#### Your goal:
Can you quote the records below in full, word for word?

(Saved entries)
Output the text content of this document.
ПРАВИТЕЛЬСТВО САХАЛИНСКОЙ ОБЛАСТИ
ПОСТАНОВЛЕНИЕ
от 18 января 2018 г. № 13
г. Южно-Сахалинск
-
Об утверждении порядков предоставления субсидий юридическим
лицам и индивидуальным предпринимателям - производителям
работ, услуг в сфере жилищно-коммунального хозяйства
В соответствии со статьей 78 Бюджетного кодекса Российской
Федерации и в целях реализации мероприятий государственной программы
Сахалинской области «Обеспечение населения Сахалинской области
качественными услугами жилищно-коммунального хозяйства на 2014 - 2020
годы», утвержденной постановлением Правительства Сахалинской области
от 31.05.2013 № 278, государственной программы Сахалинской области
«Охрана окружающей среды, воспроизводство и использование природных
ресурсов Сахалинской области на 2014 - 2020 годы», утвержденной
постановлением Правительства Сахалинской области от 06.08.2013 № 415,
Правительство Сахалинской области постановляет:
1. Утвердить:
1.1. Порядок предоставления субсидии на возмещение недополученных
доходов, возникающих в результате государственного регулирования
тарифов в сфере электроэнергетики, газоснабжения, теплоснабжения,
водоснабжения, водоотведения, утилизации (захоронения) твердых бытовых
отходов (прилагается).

#### Response to the task:
Output the text content of this document.
ПРАВИТЕЛЬСТВО САХАЛИНСКОЙ ОБЛАСТИ
ПОСТАНОВЛЕНИЕ
от 18 января 2018 г. № 13
г. Южно-Сахалинск
-
Об утверждении порядков предоставления субсидий юридическим
лицам и индивидуальным предпринимателям - производителям
работ, услуг в сфере жилищно-коммунального хозяйства
В соответствии со статьей 78 Бюджетного кодекса Российской
Федерации и в целях реализации мероприятий государственной программы
Сахалинской области «Обеспечение населения Сахалинской области
качественными услугами жилищно-коммунального хозяйства на 2014 - 2020
годы», утвержденной постановлением Правительства Сахалинской области
от 31.05.2013 № 278, государственной программы Сахалинской области
«Охрана окружающей среды, воспроизводство и использование природных
ресурсов Сахалинской области на 2014 - 2020 годы», утвержденной
постановлением Правительства Сахалинской области от 06.08.2013 № 415,
Правительство Сахалинской области постановляет:
1. Утвердить:
1.1. Порядок предоставления субсидии на возмещение недополученных
доходов, возникающих в результате государственного регулирования
тарифов в сфере электроэнергетики, газоснабжения, теплоснабжения,
водоснабжения, водоотведения, утилизации (захоронения) твердых бытовых
отходов (прилагается).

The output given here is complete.